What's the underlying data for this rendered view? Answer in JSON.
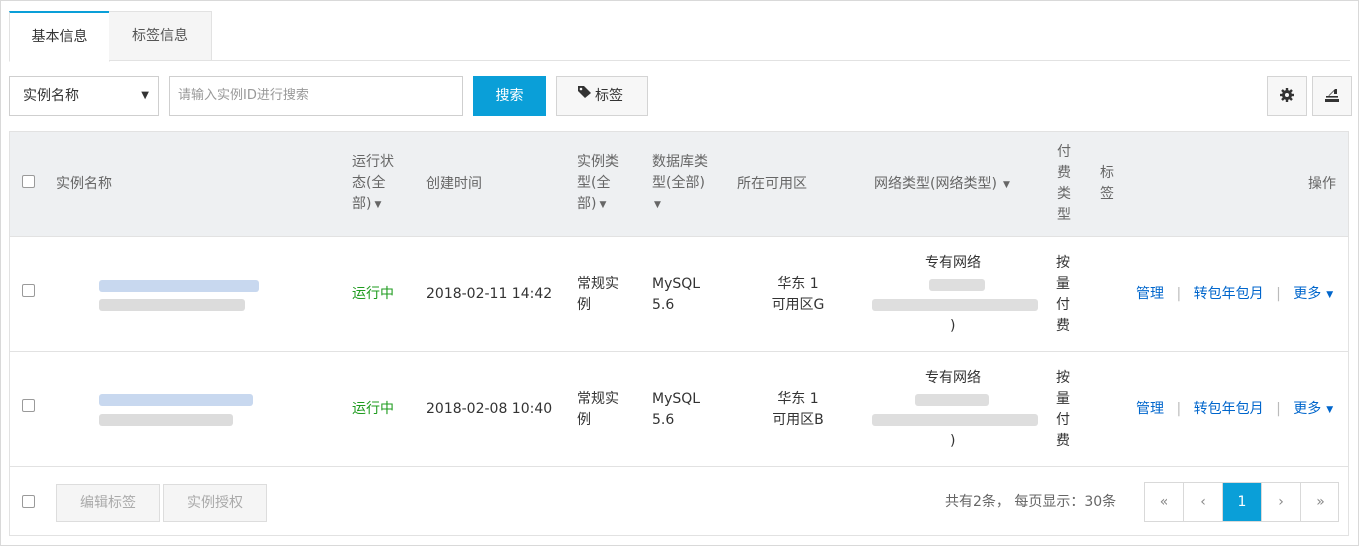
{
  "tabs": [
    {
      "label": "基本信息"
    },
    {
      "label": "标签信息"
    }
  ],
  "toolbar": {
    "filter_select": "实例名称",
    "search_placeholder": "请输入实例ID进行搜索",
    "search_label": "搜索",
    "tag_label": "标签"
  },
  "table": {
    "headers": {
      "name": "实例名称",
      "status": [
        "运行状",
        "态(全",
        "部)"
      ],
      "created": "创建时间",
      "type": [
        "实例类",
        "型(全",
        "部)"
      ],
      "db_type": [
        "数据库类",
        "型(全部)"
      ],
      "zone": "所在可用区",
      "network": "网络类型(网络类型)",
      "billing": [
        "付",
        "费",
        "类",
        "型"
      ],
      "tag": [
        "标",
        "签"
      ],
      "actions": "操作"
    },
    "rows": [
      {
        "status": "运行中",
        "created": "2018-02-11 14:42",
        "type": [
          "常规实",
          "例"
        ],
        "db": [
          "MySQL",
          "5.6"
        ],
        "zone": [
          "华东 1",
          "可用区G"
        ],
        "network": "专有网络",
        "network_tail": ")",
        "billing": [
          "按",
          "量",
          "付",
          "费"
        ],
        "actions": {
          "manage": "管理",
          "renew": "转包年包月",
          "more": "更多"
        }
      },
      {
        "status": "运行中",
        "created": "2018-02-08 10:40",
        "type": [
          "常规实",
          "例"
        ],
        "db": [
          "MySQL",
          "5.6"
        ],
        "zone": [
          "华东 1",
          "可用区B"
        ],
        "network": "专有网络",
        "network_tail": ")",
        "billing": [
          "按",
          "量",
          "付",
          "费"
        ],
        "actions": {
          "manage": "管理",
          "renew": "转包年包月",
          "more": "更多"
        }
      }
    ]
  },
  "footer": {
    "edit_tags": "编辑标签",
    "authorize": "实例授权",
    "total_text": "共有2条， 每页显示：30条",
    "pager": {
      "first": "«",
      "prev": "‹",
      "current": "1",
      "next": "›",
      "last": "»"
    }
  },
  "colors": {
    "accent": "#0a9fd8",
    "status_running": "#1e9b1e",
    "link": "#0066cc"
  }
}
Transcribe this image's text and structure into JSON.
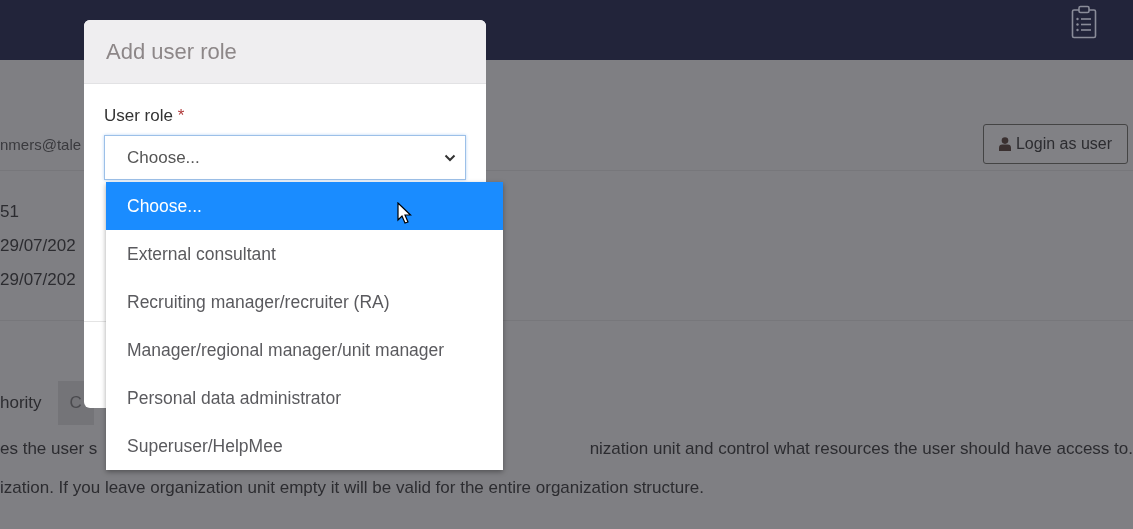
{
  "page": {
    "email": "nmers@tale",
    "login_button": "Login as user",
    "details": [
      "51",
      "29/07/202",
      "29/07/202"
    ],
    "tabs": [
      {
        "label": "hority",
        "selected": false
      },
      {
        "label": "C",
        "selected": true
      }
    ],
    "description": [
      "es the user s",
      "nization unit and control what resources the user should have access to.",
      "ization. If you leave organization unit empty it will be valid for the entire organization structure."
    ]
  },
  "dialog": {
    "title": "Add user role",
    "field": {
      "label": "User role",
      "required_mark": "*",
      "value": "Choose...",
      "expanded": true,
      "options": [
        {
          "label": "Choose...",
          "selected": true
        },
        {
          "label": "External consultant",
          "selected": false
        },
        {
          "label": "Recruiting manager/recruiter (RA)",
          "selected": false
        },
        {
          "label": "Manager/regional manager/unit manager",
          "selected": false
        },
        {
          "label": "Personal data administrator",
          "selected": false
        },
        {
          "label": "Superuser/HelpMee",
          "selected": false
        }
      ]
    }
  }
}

★ ★ ★ ★

DIRECTIONS FOR THIS TASK >>
Write out the full set of lines verbatim, without the pictures.

EXERCISE OUTPUT >>
What's the underlying data for this rendered view? Answer in JSON.
{
  "tabs": [
    {
      "label": "基本信息"
    },
    {
      "label": "标签信息"
    }
  ],
  "toolbar": {
    "filter_select": "实例名称",
    "search_placeholder": "请输入实例ID进行搜索",
    "search_label": "搜索",
    "tag_label": "标签"
  },
  "table": {
    "headers": {
      "name": "实例名称",
      "status": [
        "运行状",
        "态(全",
        "部)"
      ],
      "created": "创建时间",
      "type": [
        "实例类",
        "型(全",
        "部)"
      ],
      "db_type": [
        "数据库类",
        "型(全部)"
      ],
      "zone": "所在可用区",
      "network": "网络类型(网络类型)",
      "billing": [
        "付",
        "费",
        "类",
        "型"
      ],
      "tag": [
        "标",
        "签"
      ],
      "actions": "操作"
    },
    "rows": [
      {
        "status": "运行中",
        "created": "2018-02-11 14:42",
        "type": [
          "常规实",
          "例"
        ],
        "db": [
          "MySQL",
          "5.6"
        ],
        "zone": [
          "华东 1",
          "可用区G"
        ],
        "network": "专有网络",
        "network_tail": ")",
        "billing": [
          "按",
          "量",
          "付",
          "费"
        ],
        "actions": {
          "manage": "管理",
          "renew": "转包年包月",
          "more": "更多"
        }
      },
      {
        "status": "运行中",
        "created": "2018-02-08 10:40",
        "type": [
          "常规实",
          "例"
        ],
        "db": [
          "MySQL",
          "5.6"
        ],
        "zone": [
          "华东 1",
          "可用区B"
        ],
        "network": "专有网络",
        "network_tail": ")",
        "billing": [
          "按",
          "量",
          "付",
          "费"
        ],
        "actions": {
          "manage": "管理",
          "renew": "转包年包月",
          "more": "更多"
        }
      }
    ]
  },
  "footer": {
    "edit_tags": "编辑标签",
    "authorize": "实例授权",
    "total_text": "共有2条， 每页显示：30条",
    "pager": {
      "first": "«",
      "prev": "‹",
      "current": "1",
      "next": "›",
      "last": "»"
    }
  },
  "colors": {
    "accent": "#0a9fd8",
    "status_running": "#1e9b1e",
    "link": "#0066cc"
  }
}
Transcribe this image's text and structure into JSON.
{
  "page": {
    "email": "nmers@tale",
    "login_button": "Login as user",
    "details": [
      "51",
      "29/07/202",
      "29/07/202"
    ],
    "tabs": [
      {
        "label": "hority",
        "selected": false
      },
      {
        "label": "C",
        "selected": true
      }
    ],
    "description": [
      "es the user s",
      "nization unit and control what resources the user should have access to.",
      "ization. If you leave organization unit empty it will be valid for the entire organization structure."
    ]
  },
  "dialog": {
    "title": "Add user role",
    "field": {
      "label": "User role",
      "required_mark": "*",
      "value": "Choose...",
      "expanded": true,
      "options": [
        {
          "label": "Choose...",
          "selected": true
        },
        {
          "label": "External consultant",
          "selected": false
        },
        {
          "label": "Recruiting manager/recruiter (RA)",
          "selected": false
        },
        {
          "label": "Manager/regional manager/unit manager",
          "selected": false
        },
        {
          "label": "Personal data administrator",
          "selected": false
        },
        {
          "label": "Superuser/HelpMee",
          "selected": false
        }
      ]
    }
  }
}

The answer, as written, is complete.